> _CHALLENGE_:
Copy down all of the data underneath, exactly as shown.

(Figure content listings)
>> Begin
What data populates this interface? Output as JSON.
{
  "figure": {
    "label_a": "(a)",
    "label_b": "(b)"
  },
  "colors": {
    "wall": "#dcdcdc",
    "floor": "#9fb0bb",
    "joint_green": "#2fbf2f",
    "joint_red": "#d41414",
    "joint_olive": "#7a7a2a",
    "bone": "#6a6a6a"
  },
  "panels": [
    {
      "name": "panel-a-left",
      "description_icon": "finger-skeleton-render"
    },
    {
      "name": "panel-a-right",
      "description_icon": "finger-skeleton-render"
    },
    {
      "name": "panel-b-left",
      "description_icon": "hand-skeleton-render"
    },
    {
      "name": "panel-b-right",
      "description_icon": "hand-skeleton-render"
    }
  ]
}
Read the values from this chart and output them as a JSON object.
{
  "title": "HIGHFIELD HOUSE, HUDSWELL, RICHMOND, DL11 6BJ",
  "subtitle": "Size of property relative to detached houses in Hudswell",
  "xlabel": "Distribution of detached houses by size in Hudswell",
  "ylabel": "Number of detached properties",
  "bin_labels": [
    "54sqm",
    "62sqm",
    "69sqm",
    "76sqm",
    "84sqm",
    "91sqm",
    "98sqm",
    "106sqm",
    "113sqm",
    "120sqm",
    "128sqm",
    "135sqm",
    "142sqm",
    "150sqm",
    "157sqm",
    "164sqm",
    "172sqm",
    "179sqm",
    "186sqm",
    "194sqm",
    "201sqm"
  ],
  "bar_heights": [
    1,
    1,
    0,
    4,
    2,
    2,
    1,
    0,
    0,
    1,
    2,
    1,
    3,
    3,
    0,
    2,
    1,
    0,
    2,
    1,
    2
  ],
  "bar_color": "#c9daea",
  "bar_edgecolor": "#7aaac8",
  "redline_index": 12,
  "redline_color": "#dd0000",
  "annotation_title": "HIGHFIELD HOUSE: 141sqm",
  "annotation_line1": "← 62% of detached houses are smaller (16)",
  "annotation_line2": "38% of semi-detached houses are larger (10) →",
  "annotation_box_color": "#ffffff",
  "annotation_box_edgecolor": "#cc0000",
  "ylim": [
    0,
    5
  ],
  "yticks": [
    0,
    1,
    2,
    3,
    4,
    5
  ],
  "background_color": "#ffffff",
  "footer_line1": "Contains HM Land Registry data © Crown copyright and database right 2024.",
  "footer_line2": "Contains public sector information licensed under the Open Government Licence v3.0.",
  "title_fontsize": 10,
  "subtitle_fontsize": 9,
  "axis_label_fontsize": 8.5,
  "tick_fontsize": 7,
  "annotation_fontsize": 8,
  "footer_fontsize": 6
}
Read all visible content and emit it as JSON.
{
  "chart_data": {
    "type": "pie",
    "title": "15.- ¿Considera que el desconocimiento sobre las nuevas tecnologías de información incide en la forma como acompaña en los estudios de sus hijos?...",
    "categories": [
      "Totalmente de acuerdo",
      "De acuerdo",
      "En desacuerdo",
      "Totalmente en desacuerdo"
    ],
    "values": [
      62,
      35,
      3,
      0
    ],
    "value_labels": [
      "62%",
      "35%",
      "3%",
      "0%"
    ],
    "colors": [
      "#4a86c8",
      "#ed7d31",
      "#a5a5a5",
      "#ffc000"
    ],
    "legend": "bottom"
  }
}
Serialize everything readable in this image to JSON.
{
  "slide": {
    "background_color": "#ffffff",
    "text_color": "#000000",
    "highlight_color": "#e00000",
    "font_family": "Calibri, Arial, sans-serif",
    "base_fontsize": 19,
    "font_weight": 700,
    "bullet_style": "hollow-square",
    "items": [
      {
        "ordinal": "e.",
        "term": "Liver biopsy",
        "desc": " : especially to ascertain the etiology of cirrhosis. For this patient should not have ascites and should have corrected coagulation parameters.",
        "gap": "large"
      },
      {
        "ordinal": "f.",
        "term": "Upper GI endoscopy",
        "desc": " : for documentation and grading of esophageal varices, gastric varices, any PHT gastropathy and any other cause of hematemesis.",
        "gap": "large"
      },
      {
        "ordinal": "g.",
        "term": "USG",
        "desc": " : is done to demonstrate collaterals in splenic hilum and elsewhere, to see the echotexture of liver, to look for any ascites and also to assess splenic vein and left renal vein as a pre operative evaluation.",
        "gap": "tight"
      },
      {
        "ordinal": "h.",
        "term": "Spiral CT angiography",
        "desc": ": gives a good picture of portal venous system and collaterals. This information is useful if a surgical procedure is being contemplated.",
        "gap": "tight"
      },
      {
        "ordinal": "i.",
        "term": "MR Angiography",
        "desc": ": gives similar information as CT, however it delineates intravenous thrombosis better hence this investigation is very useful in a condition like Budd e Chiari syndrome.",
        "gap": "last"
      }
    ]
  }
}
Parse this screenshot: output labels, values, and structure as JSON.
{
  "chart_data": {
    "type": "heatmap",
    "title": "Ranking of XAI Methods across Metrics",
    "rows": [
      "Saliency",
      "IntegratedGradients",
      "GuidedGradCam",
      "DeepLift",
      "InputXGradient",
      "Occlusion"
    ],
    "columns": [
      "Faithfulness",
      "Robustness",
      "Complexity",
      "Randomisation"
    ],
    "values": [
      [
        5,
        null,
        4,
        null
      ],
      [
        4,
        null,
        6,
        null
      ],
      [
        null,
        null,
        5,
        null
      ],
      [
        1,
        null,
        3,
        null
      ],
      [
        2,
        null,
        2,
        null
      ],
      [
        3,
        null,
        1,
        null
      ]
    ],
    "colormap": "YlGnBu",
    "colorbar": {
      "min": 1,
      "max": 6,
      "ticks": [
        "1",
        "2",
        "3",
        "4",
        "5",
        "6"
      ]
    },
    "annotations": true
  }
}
>> End
> _SOLVED EXERCISE_:
What data populates this interface? Output as JSON.
{
  "figure": {
    "label_a": "(a)",
    "label_b": "(b)"
  },
  "colors": {
    "wall": "#dcdcdc",
    "floor": "#9fb0bb",
    "joint_green": "#2fbf2f",
    "joint_red": "#d41414",
    "joint_olive": "#7a7a2a",
    "bone": "#6a6a6a"
  },
  "panels": [
    {
      "name": "panel-a-left",
      "description_icon": "finger-skeleton-render"
    },
    {
      "name": "panel-a-right",
      "description_icon": "finger-skeleton-render"
    },
    {
      "name": "panel-b-left",
      "description_icon": "hand-skeleton-render"
    },
    {
      "name": "panel-b-right",
      "description_icon": "hand-skeleton-render"
    }
  ]
}
Read the values from this chart and output them as a JSON object.
{
  "title": "HIGHFIELD HOUSE, HUDSWELL, RICHMOND, DL11 6BJ",
  "subtitle": "Size of property relative to detached houses in Hudswell",
  "xlabel": "Distribution of detached houses by size in Hudswell",
  "ylabel": "Number of detached properties",
  "bin_labels": [
    "54sqm",
    "62sqm",
    "69sqm",
    "76sqm",
    "84sqm",
    "91sqm",
    "98sqm",
    "106sqm",
    "113sqm",
    "120sqm",
    "128sqm",
    "135sqm",
    "142sqm",
    "150sqm",
    "157sqm",
    "164sqm",
    "172sqm",
    "179sqm",
    "186sqm",
    "194sqm",
    "201sqm"
  ],
  "bar_heights": [
    1,
    1,
    0,
    4,
    2,
    2,
    1,
    0,
    0,
    1,
    2,
    1,
    3,
    3,
    0,
    2,
    1,
    0,
    2,
    1,
    2
  ],
  "bar_color": "#c9daea",
  "bar_edgecolor": "#7aaac8",
  "redline_index": 12,
  "redline_color": "#dd0000",
  "annotation_title": "HIGHFIELD HOUSE: 141sqm",
  "annotation_line1": "← 62% of detached houses are smaller (16)",
  "annotation_line2": "38% of semi-detached houses are larger (10) →",
  "annotation_box_color": "#ffffff",
  "annotation_box_edgecolor": "#cc0000",
  "ylim": [
    0,
    5
  ],
  "yticks": [
    0,
    1,
    2,
    3,
    4,
    5
  ],
  "background_color": "#ffffff",
  "footer_line1": "Contains HM Land Registry data © Crown copyright and database right 2024.",
  "footer_line2": "Contains public sector information licensed under the Open Government Licence v3.0.",
  "title_fontsize": 10,
  "subtitle_fontsize": 9,
  "axis_label_fontsize": 8.5,
  "tick_fontsize": 7,
  "annotation_fontsize": 8,
  "footer_fontsize": 6
}
Read all visible content and emit it as JSON.
{
  "chart_data": {
    "type": "pie",
    "title": "15.- ¿Considera que el desconocimiento sobre las nuevas tecnologías de información incide en la forma como acompaña en los estudios de sus hijos?...",
    "categories": [
      "Totalmente de acuerdo",
      "De acuerdo",
      "En desacuerdo",
      "Totalmente en desacuerdo"
    ],
    "values": [
      62,
      35,
      3,
      0
    ],
    "value_labels": [
      "62%",
      "35%",
      "3%",
      "0%"
    ],
    "colors": [
      "#4a86c8",
      "#ed7d31",
      "#a5a5a5",
      "#ffc000"
    ],
    "legend": "bottom"
  }
}
Serialize everything readable in this image to JSON.
{
  "slide": {
    "background_color": "#ffffff",
    "text_color": "#000000",
    "highlight_color": "#e00000",
    "font_family": "Calibri, Arial, sans-serif",
    "base_fontsize": 19,
    "font_weight": 700,
    "bullet_style": "hollow-square",
    "items": [
      {
        "ordinal": "e.",
        "term": "Liver biopsy",
        "desc": " : especially to ascertain the etiology of cirrhosis. For this patient should not have ascites and should have corrected coagulation parameters.",
        "gap": "large"
      },
      {
        "ordinal": "f.",
        "term": "Upper GI endoscopy",
        "desc": " : for documentation and grading of esophageal varices, gastric varices, any PHT gastropathy and any other cause of hematemesis.",
        "gap": "large"
      },
      {
        "ordinal": "g.",
        "term": "USG",
        "desc": " : is done to demonstrate collaterals in splenic hilum and elsewhere, to see the echotexture of liver, to look for any ascites and also to assess splenic vein and left renal vein as a pre operative evaluation.",
        "gap": "tight"
      },
      {
        "ordinal": "h.",
        "term": "Spiral CT angiography",
        "desc": ": gives a good picture of portal venous system and collaterals. This information is useful if a surgical procedure is being contemplated.",
        "gap": "tight"
      },
      {
        "ordinal": "i.",
        "term": "MR Angiography",
        "desc": ": gives similar information as CT, however it delineates intravenous thrombosis better hence this investigation is very useful in a condition like Budd e Chiari syndrome.",
        "gap": "last"
      }
    ]
  }
}
Parse this screenshot: output labels, values, and structure as JSON.
{
  "chart_data": {
    "type": "heatmap",
    "title": "Ranking of XAI Methods across Metrics",
    "rows": [
      "Saliency",
      "IntegratedGradients",
      "GuidedGradCam",
      "DeepLift",
      "InputXGradient",
      "Occlusion"
    ],
    "columns": [
      "Faithfulness",
      "Robustness",
      "Complexity",
      "Randomisation"
    ],
    "values": [
      [
        5,
        null,
        4,
        null
      ],
      [
        4,
        null,
        6,
        null
      ],
      [
        null,
        null,
        5,
        null
      ],
      [
        1,
        null,
        3,
        null
      ],
      [
        2,
        null,
        2,
        null
      ],
      [
        3,
        null,
        1,
        null
      ]
    ],
    "colormap": "YlGnBu",
    "colorbar": {
      "min": 1,
      "max": 6,
      "ticks": [
        "1",
        "2",
        "3",
        "4",
        "5",
        "6"
      ]
    },
    "annotations": true
  }
}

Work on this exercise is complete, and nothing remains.